Data records
◆ ◆ ◆ ◆ ◆

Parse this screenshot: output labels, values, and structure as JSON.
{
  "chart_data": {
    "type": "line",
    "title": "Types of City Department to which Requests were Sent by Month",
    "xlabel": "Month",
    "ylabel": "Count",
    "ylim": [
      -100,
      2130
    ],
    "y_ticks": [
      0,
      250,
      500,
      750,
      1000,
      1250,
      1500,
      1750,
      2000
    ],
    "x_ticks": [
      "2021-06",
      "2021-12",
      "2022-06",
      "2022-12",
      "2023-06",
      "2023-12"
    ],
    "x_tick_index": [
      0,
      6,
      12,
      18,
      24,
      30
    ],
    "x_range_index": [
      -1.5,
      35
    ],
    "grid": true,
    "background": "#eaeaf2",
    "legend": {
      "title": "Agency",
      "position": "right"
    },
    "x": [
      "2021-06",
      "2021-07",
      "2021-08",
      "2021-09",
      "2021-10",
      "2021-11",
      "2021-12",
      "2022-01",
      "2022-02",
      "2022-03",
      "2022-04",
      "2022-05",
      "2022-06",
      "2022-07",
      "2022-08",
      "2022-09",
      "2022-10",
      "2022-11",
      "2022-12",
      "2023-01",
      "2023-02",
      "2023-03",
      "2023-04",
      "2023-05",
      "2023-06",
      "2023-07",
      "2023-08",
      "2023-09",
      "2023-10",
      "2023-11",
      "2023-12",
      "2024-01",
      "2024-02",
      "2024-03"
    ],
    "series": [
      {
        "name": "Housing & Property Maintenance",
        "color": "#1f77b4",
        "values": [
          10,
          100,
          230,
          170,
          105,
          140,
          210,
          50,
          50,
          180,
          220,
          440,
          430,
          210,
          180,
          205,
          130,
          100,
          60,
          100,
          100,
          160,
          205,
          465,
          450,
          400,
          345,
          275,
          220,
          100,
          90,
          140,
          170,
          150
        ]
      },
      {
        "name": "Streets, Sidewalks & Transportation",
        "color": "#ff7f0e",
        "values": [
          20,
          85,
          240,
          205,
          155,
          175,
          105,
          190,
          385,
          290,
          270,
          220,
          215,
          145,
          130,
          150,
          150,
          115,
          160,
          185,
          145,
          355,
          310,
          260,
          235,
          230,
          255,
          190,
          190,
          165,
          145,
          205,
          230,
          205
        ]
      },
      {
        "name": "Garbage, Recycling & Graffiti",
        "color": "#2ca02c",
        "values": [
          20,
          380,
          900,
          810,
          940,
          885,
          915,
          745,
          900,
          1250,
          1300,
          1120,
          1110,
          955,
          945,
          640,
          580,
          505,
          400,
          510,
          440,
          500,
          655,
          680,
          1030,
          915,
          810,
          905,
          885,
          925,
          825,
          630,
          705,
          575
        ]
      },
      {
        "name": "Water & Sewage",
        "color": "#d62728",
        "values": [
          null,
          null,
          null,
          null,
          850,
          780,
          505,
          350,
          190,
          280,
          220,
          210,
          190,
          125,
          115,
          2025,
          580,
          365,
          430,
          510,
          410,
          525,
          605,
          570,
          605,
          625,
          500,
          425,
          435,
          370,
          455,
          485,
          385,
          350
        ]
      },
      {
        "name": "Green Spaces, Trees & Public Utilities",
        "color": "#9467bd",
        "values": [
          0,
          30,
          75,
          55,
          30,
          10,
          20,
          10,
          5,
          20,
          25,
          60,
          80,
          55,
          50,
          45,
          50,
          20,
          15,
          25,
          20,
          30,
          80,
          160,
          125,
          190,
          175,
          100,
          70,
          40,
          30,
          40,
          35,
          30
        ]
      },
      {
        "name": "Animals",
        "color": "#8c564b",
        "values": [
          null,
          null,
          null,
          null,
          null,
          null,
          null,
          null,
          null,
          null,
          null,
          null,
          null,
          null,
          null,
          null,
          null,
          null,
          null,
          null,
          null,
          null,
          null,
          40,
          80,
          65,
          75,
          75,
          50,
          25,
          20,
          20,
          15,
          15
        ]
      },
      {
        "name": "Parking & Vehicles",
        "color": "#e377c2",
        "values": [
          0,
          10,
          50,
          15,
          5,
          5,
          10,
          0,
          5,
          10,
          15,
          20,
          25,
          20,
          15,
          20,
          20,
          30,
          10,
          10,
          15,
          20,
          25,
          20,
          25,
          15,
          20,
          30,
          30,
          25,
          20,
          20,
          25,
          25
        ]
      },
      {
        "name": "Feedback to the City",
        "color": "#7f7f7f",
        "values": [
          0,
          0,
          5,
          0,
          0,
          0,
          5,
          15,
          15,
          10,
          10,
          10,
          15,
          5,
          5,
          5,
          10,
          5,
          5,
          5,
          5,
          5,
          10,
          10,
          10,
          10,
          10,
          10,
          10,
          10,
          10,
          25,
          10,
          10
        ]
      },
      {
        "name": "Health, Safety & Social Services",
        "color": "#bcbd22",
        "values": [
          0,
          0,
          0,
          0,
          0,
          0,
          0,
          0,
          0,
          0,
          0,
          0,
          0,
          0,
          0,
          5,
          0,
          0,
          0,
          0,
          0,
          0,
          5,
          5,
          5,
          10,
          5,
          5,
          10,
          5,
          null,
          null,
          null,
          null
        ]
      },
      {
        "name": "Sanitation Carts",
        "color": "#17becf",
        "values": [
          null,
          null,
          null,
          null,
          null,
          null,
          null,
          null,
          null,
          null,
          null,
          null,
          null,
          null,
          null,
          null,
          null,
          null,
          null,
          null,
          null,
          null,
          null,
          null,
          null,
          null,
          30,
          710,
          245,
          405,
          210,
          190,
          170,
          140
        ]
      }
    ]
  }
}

◆ ◆ ◆ ◆ ◆

The problem: Once more, set down the full listing, verbatim.

Completed task:
Parse this screenshot: output labels, values, and structure as JSON.
{
  "chart_data": {
    "type": "line",
    "title": "Types of City Department to which Requests were Sent by Month",
    "xlabel": "Month",
    "ylabel": "Count",
    "ylim": [
      -100,
      2130
    ],
    "y_ticks": [
      0,
      250,
      500,
      750,
      1000,
      1250,
      1500,
      1750,
      2000
    ],
    "x_ticks": [
      "2021-06",
      "2021-12",
      "2022-06",
      "2022-12",
      "2023-06",
      "2023-12"
    ],
    "x_tick_index": [
      0,
      6,
      12,
      18,
      24,
      30
    ],
    "x_range_index": [
      -1.5,
      35
    ],
    "grid": true,
    "background": "#eaeaf2",
    "legend": {
      "title": "Agency",
      "position": "right"
    },
    "x": [
      "2021-06",
      "2021-07",
      "2021-08",
      "2021-09",
      "2021-10",
      "2021-11",
      "2021-12",
      "2022-01",
      "2022-02",
      "2022-03",
      "2022-04",
      "2022-05",
      "2022-06",
      "2022-07",
      "2022-08",
      "2022-09",
      "2022-10",
      "2022-11",
      "2022-12",
      "2023-01",
      "2023-02",
      "2023-03",
      "2023-04",
      "2023-05",
      "2023-06",
      "2023-07",
      "2023-08",
      "2023-09",
      "2023-10",
      "2023-11",
      "2023-12",
      "2024-01",
      "2024-02",
      "2024-03"
    ],
    "series": [
      {
        "name": "Housing & Property Maintenance",
        "color": "#1f77b4",
        "values": [
          10,
          100,
          230,
          170,
          105,
          140,
          210,
          50,
          50,
          180,
          220,
          440,
          430,
          210,
          180,
          205,
          130,
          100,
          60,
          100,
          100,
          160,
          205,
          465,
          450,
          400,
          345,
          275,
          220,
          100,
          90,
          140,
          170,
          150
        ]
      },
      {
        "name": "Streets, Sidewalks & Transportation",
        "color": "#ff7f0e",
        "values": [
          20,
          85,
          240,
          205,
          155,
          175,
          105,
          190,
          385,
          290,
          270,
          220,
          215,
          145,
          130,
          150,
          150,
          115,
          160,
          185,
          145,
          355,
          310,
          260,
          235,
          230,
          255,
          190,
          190,
          165,
          145,
          205,
          230,
          205
        ]
      },
      {
        "name": "Garbage, Recycling & Graffiti",
        "color": "#2ca02c",
        "values": [
          20,
          380,
          900,
          810,
          940,
          885,
          915,
          745,
          900,
          1250,
          1300,
          1120,
          1110,
          955,
          945,
          640,
          580,
          505,
          400,
          510,
          440,
          500,
          655,
          680,
          1030,
          915,
          810,
          905,
          885,
          925,
          825,
          630,
          705,
          575
        ]
      },
      {
        "name": "Water & Sewage",
        "color": "#d62728",
        "values": [
          null,
          null,
          null,
          null,
          850,
          780,
          505,
          350,
          190,
          280,
          220,
          210,
          190,
          125,
          115,
          2025,
          580,
          365,
          430,
          510,
          410,
          525,
          605,
          570,
          605,
          625,
          500,
          425,
          435,
          370,
          455,
          485,
          385,
          350
        ]
      },
      {
        "name": "Green Spaces, Trees & Public Utilities",
        "color": "#9467bd",
        "values": [
          0,
          30,
          75,
          55,
          30,
          10,
          20,
          10,
          5,
          20,
          25,
          60,
          80,
          55,
          50,
          45,
          50,
          20,
          15,
          25,
          20,
          30,
          80,
          160,
          125,
          190,
          175,
          100,
          70,
          40,
          30,
          40,
          35,
          30
        ]
      },
      {
        "name": "Animals",
        "color": "#8c564b",
        "values": [
          null,
          null,
          null,
          null,
          null,
          null,
          null,
          null,
          null,
          null,
          null,
          null,
          null,
          null,
          null,
          null,
          null,
          null,
          null,
          null,
          null,
          null,
          null,
          40,
          80,
          65,
          75,
          75,
          50,
          25,
          20,
          20,
          15,
          15
        ]
      },
      {
        "name": "Parking & Vehicles",
        "color": "#e377c2",
        "values": [
          0,
          10,
          50,
          15,
          5,
          5,
          10,
          0,
          5,
          10,
          15,
          20,
          25,
          20,
          15,
          20,
          20,
          30,
          10,
          10,
          15,
          20,
          25,
          20,
          25,
          15,
          20,
          30,
          30,
          25,
          20,
          20,
          25,
          25
        ]
      },
      {
        "name": "Feedback to the City",
        "color": "#7f7f7f",
        "values": [
          0,
          0,
          5,
          0,
          0,
          0,
          5,
          15,
          15,
          10,
          10,
          10,
          15,
          5,
          5,
          5,
          10,
          5,
          5,
          5,
          5,
          5,
          10,
          10,
          10,
          10,
          10,
          10,
          10,
          10,
          10,
          25,
          10,
          10
        ]
      },
      {
        "name": "Health, Safety & Social Services",
        "color": "#bcbd22",
        "values": [
          0,
          0,
          0,
          0,
          0,
          0,
          0,
          0,
          0,
          0,
          0,
          0,
          0,
          0,
          0,
          5,
          0,
          0,
          0,
          0,
          0,
          0,
          5,
          5,
          5,
          10,
          5,
          5,
          10,
          5,
          null,
          null,
          null,
          null
        ]
      },
      {
        "name": "Sanitation Carts",
        "color": "#17becf",
        "values": [
          null,
          null,
          null,
          null,
          null,
          null,
          null,
          null,
          null,
          null,
          null,
          null,
          null,
          null,
          null,
          null,
          null,
          null,
          null,
          null,
          null,
          null,
          null,
          null,
          null,
          null,
          30,
          710,
          245,
          405,
          210,
          190,
          170,
          140
        ]
      }
    ]
  }
}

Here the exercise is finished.